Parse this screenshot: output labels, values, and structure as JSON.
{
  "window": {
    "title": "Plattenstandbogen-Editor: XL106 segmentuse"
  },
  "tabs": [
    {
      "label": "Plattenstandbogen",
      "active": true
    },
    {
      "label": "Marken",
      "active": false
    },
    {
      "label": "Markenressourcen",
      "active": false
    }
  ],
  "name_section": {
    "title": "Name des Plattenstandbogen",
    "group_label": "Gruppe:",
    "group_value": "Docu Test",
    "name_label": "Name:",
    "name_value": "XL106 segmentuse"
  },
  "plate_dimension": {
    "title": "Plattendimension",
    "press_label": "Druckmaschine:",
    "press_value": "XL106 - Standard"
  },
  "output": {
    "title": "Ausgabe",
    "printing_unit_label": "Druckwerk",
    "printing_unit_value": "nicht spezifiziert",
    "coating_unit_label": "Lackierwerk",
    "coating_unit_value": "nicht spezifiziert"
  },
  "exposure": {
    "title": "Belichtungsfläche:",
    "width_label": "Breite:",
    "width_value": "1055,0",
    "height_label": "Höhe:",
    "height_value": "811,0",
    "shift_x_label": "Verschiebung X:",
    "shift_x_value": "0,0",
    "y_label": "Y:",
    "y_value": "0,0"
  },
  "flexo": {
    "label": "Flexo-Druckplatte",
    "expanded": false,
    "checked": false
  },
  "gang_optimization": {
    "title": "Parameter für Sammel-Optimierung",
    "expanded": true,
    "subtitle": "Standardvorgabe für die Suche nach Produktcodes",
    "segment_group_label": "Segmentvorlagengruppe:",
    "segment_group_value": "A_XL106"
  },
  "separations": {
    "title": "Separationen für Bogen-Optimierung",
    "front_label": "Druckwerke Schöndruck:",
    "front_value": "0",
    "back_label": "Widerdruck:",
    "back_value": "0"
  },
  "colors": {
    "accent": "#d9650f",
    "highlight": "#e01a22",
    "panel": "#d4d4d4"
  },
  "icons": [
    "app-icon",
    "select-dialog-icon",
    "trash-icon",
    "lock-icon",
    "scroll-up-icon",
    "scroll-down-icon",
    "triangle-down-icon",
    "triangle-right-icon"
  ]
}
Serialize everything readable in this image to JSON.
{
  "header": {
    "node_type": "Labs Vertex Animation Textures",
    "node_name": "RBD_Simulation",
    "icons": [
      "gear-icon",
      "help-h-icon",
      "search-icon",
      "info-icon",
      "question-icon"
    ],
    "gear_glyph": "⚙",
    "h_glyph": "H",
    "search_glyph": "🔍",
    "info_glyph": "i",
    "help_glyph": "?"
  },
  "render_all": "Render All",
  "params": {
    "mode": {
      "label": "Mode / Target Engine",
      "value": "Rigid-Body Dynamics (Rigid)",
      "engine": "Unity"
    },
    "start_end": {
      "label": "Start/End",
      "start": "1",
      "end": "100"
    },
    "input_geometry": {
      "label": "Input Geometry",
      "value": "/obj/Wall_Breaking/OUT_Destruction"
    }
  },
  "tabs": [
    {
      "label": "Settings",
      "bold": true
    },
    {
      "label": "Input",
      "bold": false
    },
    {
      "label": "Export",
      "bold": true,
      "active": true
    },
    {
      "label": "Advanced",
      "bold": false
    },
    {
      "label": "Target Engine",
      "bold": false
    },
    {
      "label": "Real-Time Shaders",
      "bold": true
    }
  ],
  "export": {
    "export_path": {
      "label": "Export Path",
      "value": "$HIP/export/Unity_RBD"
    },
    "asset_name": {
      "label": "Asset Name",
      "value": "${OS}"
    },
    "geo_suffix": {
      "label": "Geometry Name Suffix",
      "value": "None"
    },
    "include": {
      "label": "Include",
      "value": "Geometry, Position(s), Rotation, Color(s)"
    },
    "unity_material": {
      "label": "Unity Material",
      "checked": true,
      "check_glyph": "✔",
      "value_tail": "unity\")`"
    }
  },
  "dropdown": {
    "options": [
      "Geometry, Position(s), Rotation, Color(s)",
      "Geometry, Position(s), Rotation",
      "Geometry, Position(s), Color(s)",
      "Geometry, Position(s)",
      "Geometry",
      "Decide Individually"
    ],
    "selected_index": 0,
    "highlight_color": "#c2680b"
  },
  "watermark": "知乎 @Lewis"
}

-------

__Written request__. Restate the whole listing exactly, leaving out nothing.

__Exercise result__.
Parse this screenshot: output labels, values, and structure as JSON.
{
  "window": {
    "title": "Plattenstandbogen-Editor: XL106 segmentuse"
  },
  "tabs": [
    {
      "label": "Plattenstandbogen",
      "active": true
    },
    {
      "label": "Marken",
      "active": false
    },
    {
      "label": "Markenressourcen",
      "active": false
    }
  ],
  "name_section": {
    "title": "Name des Plattenstandbogen",
    "group_label": "Gruppe:",
    "group_value": "Docu Test",
    "name_label": "Name:",
    "name_value": "XL106 segmentuse"
  },
  "plate_dimension": {
    "title": "Plattendimension",
    "press_label": "Druckmaschine:",
    "press_value": "XL106 - Standard"
  },
  "output": {
    "title": "Ausgabe",
    "printing_unit_label": "Druckwerk",
    "printing_unit_value": "nicht spezifiziert",
    "coating_unit_label": "Lackierwerk",
    "coating_unit_value": "nicht spezifiziert"
  },
  "exposure": {
    "title": "Belichtungsfläche:",
    "width_label": "Breite:",
    "width_value": "1055,0",
    "height_label": "Höhe:",
    "height_value": "811,0",
    "shift_x_label": "Verschiebung X:",
    "shift_x_value": "0,0",
    "y_label": "Y:",
    "y_value": "0,0"
  },
  "flexo": {
    "label": "Flexo-Druckplatte",
    "expanded": false,
    "checked": false
  },
  "gang_optimization": {
    "title": "Parameter für Sammel-Optimierung",
    "expanded": true,
    "subtitle": "Standardvorgabe für die Suche nach Produktcodes",
    "segment_group_label": "Segmentvorlagengruppe:",
    "segment_group_value": "A_XL106"
  },
  "separations": {
    "title": "Separationen für Bogen-Optimierung",
    "front_label": "Druckwerke Schöndruck:",
    "front_value": "0",
    "back_label": "Widerdruck:",
    "back_value": "0"
  },
  "colors": {
    "accent": "#d9650f",
    "highlight": "#e01a22",
    "panel": "#d4d4d4"
  },
  "icons": [
    "app-icon",
    "select-dialog-icon",
    "trash-icon",
    "lock-icon",
    "scroll-up-icon",
    "scroll-down-icon",
    "triangle-down-icon",
    "triangle-right-icon"
  ]
}
Serialize everything readable in this image to JSON.
{
  "header": {
    "node_type": "Labs Vertex Animation Textures",
    "node_name": "RBD_Simulation",
    "icons": [
      "gear-icon",
      "help-h-icon",
      "search-icon",
      "info-icon",
      "question-icon"
    ],
    "gear_glyph": "⚙",
    "h_glyph": "H",
    "search_glyph": "🔍",
    "info_glyph": "i",
    "help_glyph": "?"
  },
  "render_all": "Render All",
  "params": {
    "mode": {
      "label": "Mode / Target Engine",
      "value": "Rigid-Body Dynamics (Rigid)",
      "engine": "Unity"
    },
    "start_end": {
      "label": "Start/End",
      "start": "1",
      "end": "100"
    },
    "input_geometry": {
      "label": "Input Geometry",
      "value": "/obj/Wall_Breaking/OUT_Destruction"
    }
  },
  "tabs": [
    {
      "label": "Settings",
      "bold": true
    },
    {
      "label": "Input",
      "bold": false
    },
    {
      "label": "Export",
      "bold": true,
      "active": true
    },
    {
      "label": "Advanced",
      "bold": false
    },
    {
      "label": "Target Engine",
      "bold": false
    },
    {
      "label": "Real-Time Shaders",
      "bold": true
    }
  ],
  "export": {
    "export_path": {
      "label": "Export Path",
      "value": "$HIP/export/Unity_RBD"
    },
    "asset_name": {
      "label": "Asset Name",
      "value": "${OS}"
    },
    "geo_suffix": {
      "label": "Geometry Name Suffix",
      "value": "None"
    },
    "include": {
      "label": "Include",
      "value": "Geometry, Position(s), Rotation, Color(s)"
    },
    "unity_material": {
      "label": "Unity Material",
      "checked": true,
      "check_glyph": "✔",
      "value_tail": "unity\")`"
    }
  },
  "dropdown": {
    "options": [
      "Geometry, Position(s), Rotation, Color(s)",
      "Geometry, Position(s), Rotation",
      "Geometry, Position(s), Color(s)",
      "Geometry, Position(s)",
      "Geometry",
      "Decide Individually"
    ],
    "selected_index": 0,
    "highlight_color": "#c2680b"
  },
  "watermark": "知乎 @Lewis"
}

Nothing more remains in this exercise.